Copy the data word for word, keeping every line.

--- Given records ---

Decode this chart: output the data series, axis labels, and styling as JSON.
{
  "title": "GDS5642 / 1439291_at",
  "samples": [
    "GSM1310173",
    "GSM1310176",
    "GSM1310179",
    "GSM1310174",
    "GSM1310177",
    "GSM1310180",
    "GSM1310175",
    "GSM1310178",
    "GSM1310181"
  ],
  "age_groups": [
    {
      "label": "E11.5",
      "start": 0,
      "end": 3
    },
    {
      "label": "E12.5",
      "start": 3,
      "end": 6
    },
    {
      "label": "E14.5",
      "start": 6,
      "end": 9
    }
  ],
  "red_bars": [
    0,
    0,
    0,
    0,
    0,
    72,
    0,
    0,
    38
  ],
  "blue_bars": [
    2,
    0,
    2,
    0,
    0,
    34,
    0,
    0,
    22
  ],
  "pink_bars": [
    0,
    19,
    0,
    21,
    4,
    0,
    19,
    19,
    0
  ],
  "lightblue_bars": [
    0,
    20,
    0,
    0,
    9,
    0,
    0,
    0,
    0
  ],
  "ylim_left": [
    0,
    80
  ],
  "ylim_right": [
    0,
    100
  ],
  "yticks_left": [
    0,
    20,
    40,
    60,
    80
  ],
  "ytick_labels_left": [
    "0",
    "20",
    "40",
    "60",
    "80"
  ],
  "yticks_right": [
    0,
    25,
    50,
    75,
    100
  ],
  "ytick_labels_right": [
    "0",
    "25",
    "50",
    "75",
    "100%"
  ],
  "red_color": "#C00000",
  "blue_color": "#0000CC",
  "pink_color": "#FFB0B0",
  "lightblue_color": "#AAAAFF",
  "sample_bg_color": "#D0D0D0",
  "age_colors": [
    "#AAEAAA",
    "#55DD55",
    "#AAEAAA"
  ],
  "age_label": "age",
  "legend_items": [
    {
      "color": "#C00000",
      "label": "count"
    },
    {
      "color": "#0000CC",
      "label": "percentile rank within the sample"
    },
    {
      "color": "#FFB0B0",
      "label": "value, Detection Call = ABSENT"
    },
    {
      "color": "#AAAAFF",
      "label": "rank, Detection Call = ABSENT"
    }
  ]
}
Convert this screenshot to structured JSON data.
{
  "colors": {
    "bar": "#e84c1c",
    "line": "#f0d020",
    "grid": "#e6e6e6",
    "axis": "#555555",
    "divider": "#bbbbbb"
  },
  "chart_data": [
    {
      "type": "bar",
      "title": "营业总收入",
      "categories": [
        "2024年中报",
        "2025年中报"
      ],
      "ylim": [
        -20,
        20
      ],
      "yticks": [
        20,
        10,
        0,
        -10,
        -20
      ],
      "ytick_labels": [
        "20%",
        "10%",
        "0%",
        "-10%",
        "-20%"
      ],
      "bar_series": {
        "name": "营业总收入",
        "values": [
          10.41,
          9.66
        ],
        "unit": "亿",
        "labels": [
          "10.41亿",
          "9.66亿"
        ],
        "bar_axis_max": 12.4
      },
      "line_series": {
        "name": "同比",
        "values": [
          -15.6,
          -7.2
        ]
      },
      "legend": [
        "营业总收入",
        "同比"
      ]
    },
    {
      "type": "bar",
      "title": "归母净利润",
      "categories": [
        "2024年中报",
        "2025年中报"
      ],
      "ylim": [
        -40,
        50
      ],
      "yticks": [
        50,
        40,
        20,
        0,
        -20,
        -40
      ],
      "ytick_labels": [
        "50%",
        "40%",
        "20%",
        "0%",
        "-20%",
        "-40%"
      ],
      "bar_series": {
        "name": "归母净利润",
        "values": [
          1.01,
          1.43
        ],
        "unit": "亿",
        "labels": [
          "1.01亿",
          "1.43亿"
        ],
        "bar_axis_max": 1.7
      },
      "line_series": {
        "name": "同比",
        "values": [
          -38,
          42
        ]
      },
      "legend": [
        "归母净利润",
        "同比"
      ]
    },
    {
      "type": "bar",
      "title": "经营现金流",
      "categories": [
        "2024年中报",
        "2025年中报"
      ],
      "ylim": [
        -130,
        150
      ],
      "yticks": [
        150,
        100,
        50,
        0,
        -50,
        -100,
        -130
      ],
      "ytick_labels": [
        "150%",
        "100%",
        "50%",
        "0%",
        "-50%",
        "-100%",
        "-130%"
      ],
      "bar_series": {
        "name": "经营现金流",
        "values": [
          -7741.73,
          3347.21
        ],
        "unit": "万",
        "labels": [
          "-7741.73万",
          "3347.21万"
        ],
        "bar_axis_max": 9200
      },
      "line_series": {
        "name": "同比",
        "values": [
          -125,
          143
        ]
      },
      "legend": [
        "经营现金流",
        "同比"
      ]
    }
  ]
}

---

## Response below
Decode this chart: output the data series, axis labels, and styling as JSON.
{
  "title": "GDS5642 / 1439291_at",
  "samples": [
    "GSM1310173",
    "GSM1310176",
    "GSM1310179",
    "GSM1310174",
    "GSM1310177",
    "GSM1310180",
    "GSM1310175",
    "GSM1310178",
    "GSM1310181"
  ],
  "age_groups": [
    {
      "label": "E11.5",
      "start": 0,
      "end": 3
    },
    {
      "label": "E12.5",
      "start": 3,
      "end": 6
    },
    {
      "label": "E14.5",
      "start": 6,
      "end": 9
    }
  ],
  "red_bars": [
    0,
    0,
    0,
    0,
    0,
    72,
    0,
    0,
    38
  ],
  "blue_bars": [
    2,
    0,
    2,
    0,
    0,
    34,
    0,
    0,
    22
  ],
  "pink_bars": [
    0,
    19,
    0,
    21,
    4,
    0,
    19,
    19,
    0
  ],
  "lightblue_bars": [
    0,
    20,
    0,
    0,
    9,
    0,
    0,
    0,
    0
  ],
  "ylim_left": [
    0,
    80
  ],
  "ylim_right": [
    0,
    100
  ],
  "yticks_left": [
    0,
    20,
    40,
    60,
    80
  ],
  "ytick_labels_left": [
    "0",
    "20",
    "40",
    "60",
    "80"
  ],
  "yticks_right": [
    0,
    25,
    50,
    75,
    100
  ],
  "ytick_labels_right": [
    "0",
    "25",
    "50",
    "75",
    "100%"
  ],
  "red_color": "#C00000",
  "blue_color": "#0000CC",
  "pink_color": "#FFB0B0",
  "lightblue_color": "#AAAAFF",
  "sample_bg_color": "#D0D0D0",
  "age_colors": [
    "#AAEAAA",
    "#55DD55",
    "#AAEAAA"
  ],
  "age_label": "age",
  "legend_items": [
    {
      "color": "#C00000",
      "label": "count"
    },
    {
      "color": "#0000CC",
      "label": "percentile rank within the sample"
    },
    {
      "color": "#FFB0B0",
      "label": "value, Detection Call = ABSENT"
    },
    {
      "color": "#AAAAFF",
      "label": "rank, Detection Call = ABSENT"
    }
  ]
}
Convert this screenshot to structured JSON data.
{
  "colors": {
    "bar": "#e84c1c",
    "line": "#f0d020",
    "grid": "#e6e6e6",
    "axis": "#555555",
    "divider": "#bbbbbb"
  },
  "chart_data": [
    {
      "type": "bar",
      "title": "营业总收入",
      "categories": [
        "2024年中报",
        "2025年中报"
      ],
      "ylim": [
        -20,
        20
      ],
      "yticks": [
        20,
        10,
        0,
        -10,
        -20
      ],
      "ytick_labels": [
        "20%",
        "10%",
        "0%",
        "-10%",
        "-20%"
      ],
      "bar_series": {
        "name": "营业总收入",
        "values": [
          10.41,
          9.66
        ],
        "unit": "亿",
        "labels": [
          "10.41亿",
          "9.66亿"
        ],
        "bar_axis_max": 12.4
      },
      "line_series": {
        "name": "同比",
        "values": [
          -15.6,
          -7.2
        ]
      },
      "legend": [
        "营业总收入",
        "同比"
      ]
    },
    {
      "type": "bar",
      "title": "归母净利润",
      "categories": [
        "2024年中报",
        "2025年中报"
      ],
      "ylim": [
        -40,
        50
      ],
      "yticks": [
        50,
        40,
        20,
        0,
        -20,
        -40
      ],
      "ytick_labels": [
        "50%",
        "40%",
        "20%",
        "0%",
        "-20%",
        "-40%"
      ],
      "bar_series": {
        "name": "归母净利润",
        "values": [
          1.01,
          1.43
        ],
        "unit": "亿",
        "labels": [
          "1.01亿",
          "1.43亿"
        ],
        "bar_axis_max": 1.7
      },
      "line_series": {
        "name": "同比",
        "values": [
          -38,
          42
        ]
      },
      "legend": [
        "归母净利润",
        "同比"
      ]
    },
    {
      "type": "bar",
      "title": "经营现金流",
      "categories": [
        "2024年中报",
        "2025年中报"
      ],
      "ylim": [
        -130,
        150
      ],
      "yticks": [
        150,
        100,
        50,
        0,
        -50,
        -100,
        -130
      ],
      "ytick_labels": [
        "150%",
        "100%",
        "50%",
        "0%",
        "-50%",
        "-100%",
        "-130%"
      ],
      "bar_series": {
        "name": "经营现金流",
        "values": [
          -7741.73,
          3347.21
        ],
        "unit": "万",
        "labels": [
          "-7741.73万",
          "3347.21万"
        ],
        "bar_axis_max": 9200
      },
      "line_series": {
        "name": "同比",
        "values": [
          -125,
          143
        ]
      },
      "legend": [
        "经营现金流",
        "同比"
      ]
    }
  ]
}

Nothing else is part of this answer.